◆ WHAT YOU NEED TO DO ◆
Return the data exactly, with all pictures removed.

◆ SUPPLIED INFORMATION ◆
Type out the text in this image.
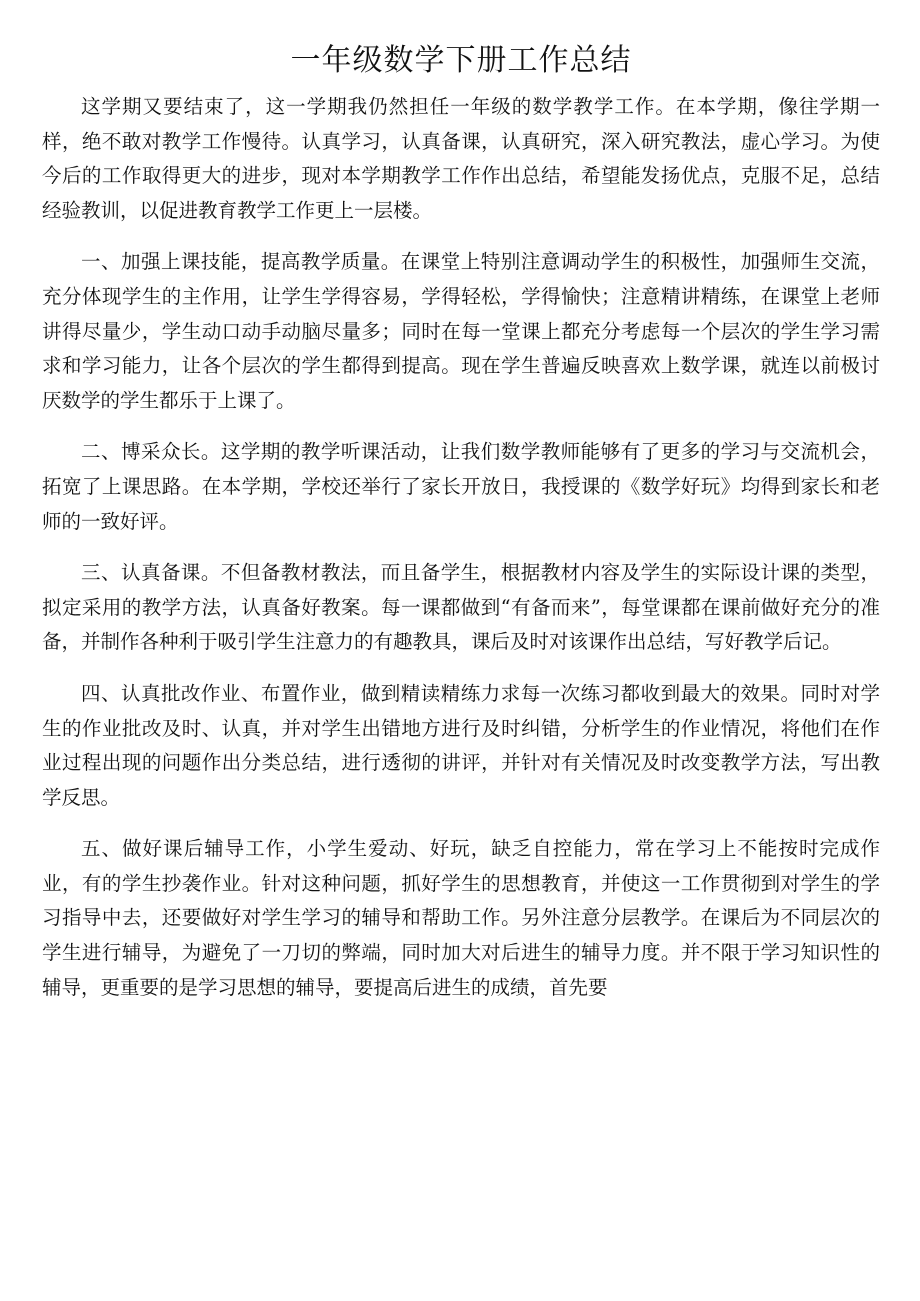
一年级数学下册工作总结

这学期又要结束了，这一学期我仍然担任一年级的数学教学工作。在本学期，像往学期一样，绝不敢对教学工作慢待。认真学习，认真备课，认真研究，深入研究教法，虚心学习。为使今后的工作取得更大的进步，现对本学期教学工作作出总结，希望能发扬优点，克服不足，总结经验教训，以促进教育教学工作更上一层楼。

一、加强上课技能，提高教学质量。在课堂上特别注意调动学生的积极性，加强师生交流，充分体现学生的主作用，让学生学得容易，学得轻松，学得愉快；注意精讲精练，在课堂上老师讲得尽量少，学生动口动手动脑尽量多；同时在每一堂课上都充分考虑每一个层次的学生学习需求和学习能力，让各个层次的学生都得到提高。现在学生普遍反映喜欢上数学课，就连以前极讨厌数学的学生都乐于上课了。

二、博采众长。这学期的教学听课活动，让我们数学教师能够有了更多的学习与交流机会，拓宽了上课思路。在本学期，学校还举行了家长开放日，我授课的《数学好玩》均得到家长和老师的一致好评。

三、认真备课。不但备教材教法，而且备学生，根据教材内容及学生的实际设计课的类型，拟定采用的教学方法，认真备好教案。每一课都做到“有备而来”，每堂课都在课前做好充分的准备，并制作各种利于吸引学生注意力的有趣教具，课后及时对该课作出总结，写好教学后记。

四、认真批改作业、布置作业，做到精读精练力求每一次练习都收到最大的效果。同时对学生的作业批改及时、认真，并对学生出错地方进行及时纠错，分析学生的作业情况，将他们在作业过程出现的问题作出分类总结，进行透彻的讲评，并针对有关情况及时改变教学方法，写出教学反思。

五、做好课后辅导工作，小学生爱动、好玩，缺乏自控能力，常在学习上不能按时完成作业，有的学生抄袭作业。针对这种问题，抓好学生的思想教育，并使这一工作贯彻到对学生的学习指导中去，还要做好对学生学习的辅导和帮助工作。另外注意分层教学。在课后为不同层次的学生进行辅导，为避免了一刀切的弊端，同时加大对后进生的辅导力度。并不限于学习知识性的辅导，更重要的是学习思想的辅导，要提高后进生的成绩，首先要
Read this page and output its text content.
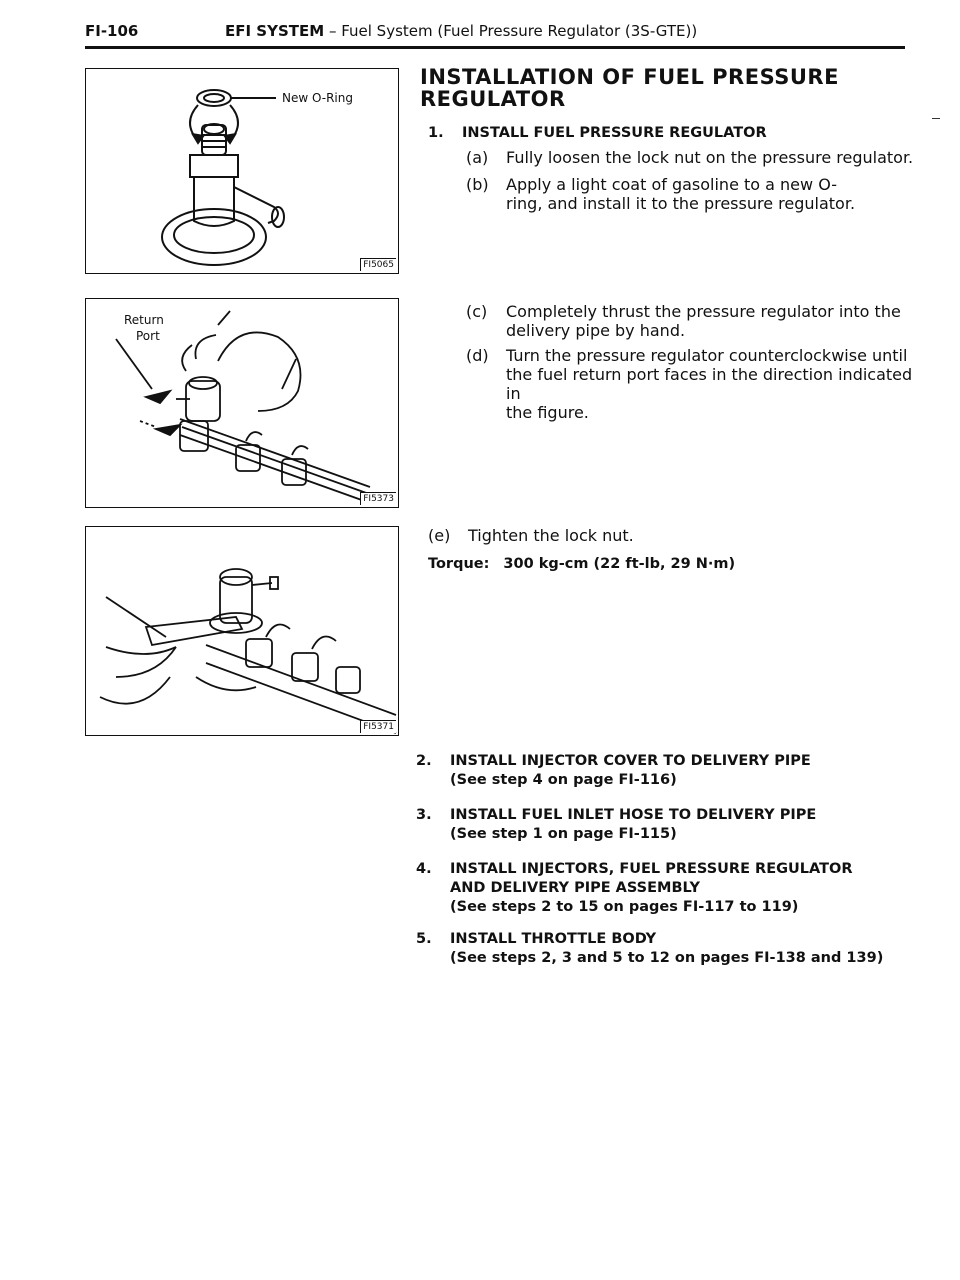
FI-106	EFI SYSTEM – Fuel System (Fuel Pressure Regulator (3S-GTE))
New O-Ring
FI5065
Return
Port
FI5373
FI5371
INSTALLATION OF FUEL PRESSURE
REGULATOR
1. INSTALL FUEL PRESSURE REGULATOR
(a) Fully loosen the lock nut on the pressure regulator.
(b) Apply a light coat of gasoline to a new O-
ring, and install it to the pressure regulator.
(c) Completely thrust the pressure regulator into the
delivery pipe by hand.
(d) Turn the pressure regulator counterclockwise until
the fuel return port faces in the direction indicated in
the figure.
(e) Tighten the lock nut.
Torque: 300 kg-cm (22 ft-lb, 29 N·m)
2. INSTALL INJECTOR COVER TO DELIVERY PIPE
(See step 4 on page FI-116)
3. INSTALL FUEL INLET HOSE TO DELIVERY PIPE
(See step 1 on page FI-115)
4. INSTALL INJECTORS, FUEL PRESSURE REGULATOR
AND DELIVERY PIPE ASSEMBLY
(See steps 2 to 15 on pages FI-117 to 119)
5. INSTALL THROTTLE BODY
(See steps 2, 3 and 5 to 12 on pages FI-138 and 139)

◆ COMPLETE ANSWER ◆
Type out the text in this image.
一年级数学下册工作总结

这学期又要结束了，这一学期我仍然担任一年级的数学教学工作。在本学期，像往学期一样，绝不敢对教学工作慢待。认真学习，认真备课，认真研究，深入研究教法，虚心学习。为使今后的工作取得更大的进步，现对本学期教学工作作出总结，希望能发扬优点，克服不足，总结经验教训，以促进教育教学工作更上一层楼。

一、加强上课技能，提高教学质量。在课堂上特别注意调动学生的积极性，加强师生交流，充分体现学生的主作用，让学生学得容易，学得轻松，学得愉快；注意精讲精练，在课堂上老师讲得尽量少，学生动口动手动脑尽量多；同时在每一堂课上都充分考虑每一个层次的学生学习需求和学习能力，让各个层次的学生都得到提高。现在学生普遍反映喜欢上数学课，就连以前极讨厌数学的学生都乐于上课了。

二、博采众长。这学期的教学听课活动，让我们数学教师能够有了更多的学习与交流机会，拓宽了上课思路。在本学期，学校还举行了家长开放日，我授课的《数学好玩》均得到家长和老师的一致好评。

三、认真备课。不但备教材教法，而且备学生，根据教材内容及学生的实际设计课的类型，拟定采用的教学方法，认真备好教案。每一课都做到“有备而来”，每堂课都在课前做好充分的准备，并制作各种利于吸引学生注意力的有趣教具，课后及时对该课作出总结，写好教学后记。

四、认真批改作业、布置作业，做到精读精练力求每一次练习都收到最大的效果。同时对学生的作业批改及时、认真，并对学生出错地方进行及时纠错，分析学生的作业情况，将他们在作业过程出现的问题作出分类总结，进行透彻的讲评，并针对有关情况及时改变教学方法，写出教学反思。

五、做好课后辅导工作，小学生爱动、好玩，缺乏自控能力，常在学习上不能按时完成作业，有的学生抄袭作业。针对这种问题，抓好学生的思想教育，并使这一工作贯彻到对学生的学习指导中去，还要做好对学生学习的辅导和帮助工作。另外注意分层教学。在课后为不同层次的学生进行辅导，为避免了一刀切的弊端，同时加大对后进生的辅导力度。并不限于学习知识性的辅导，更重要的是学习思想的辅导，要提高后进生的成绩，首先要
Read this page and output its text content.
FI-106	EFI SYSTEM – Fuel System (Fuel Pressure Regulator (3S-GTE))
New O-Ring
FI5065
Return
Port
FI5373
FI5371
INSTALLATION OF FUEL PRESSURE
REGULATOR
1. INSTALL FUEL PRESSURE REGULATOR
(a) Fully loosen the lock nut on the pressure regulator.
(b) Apply a light coat of gasoline to a new O-
ring, and install it to the pressure regulator.
(c) Completely thrust the pressure regulator into the
delivery pipe by hand.
(d) Turn the pressure regulator counterclockwise until
the fuel return port faces in the direction indicated in
the figure.
(e) Tighten the lock nut.
Torque: 300 kg-cm (22 ft-lb, 29 N·m)
2. INSTALL INJECTOR COVER TO DELIVERY PIPE
(See step 4 on page FI-116)
3. INSTALL FUEL INLET HOSE TO DELIVERY PIPE
(See step 1 on page FI-115)
4. INSTALL INJECTORS, FUEL PRESSURE REGULATOR
AND DELIVERY PIPE ASSEMBLY
(See steps 2 to 15 on pages FI-117 to 119)
5. INSTALL THROTTLE BODY
(See steps 2, 3 and 5 to 12 on pages FI-138 and 139)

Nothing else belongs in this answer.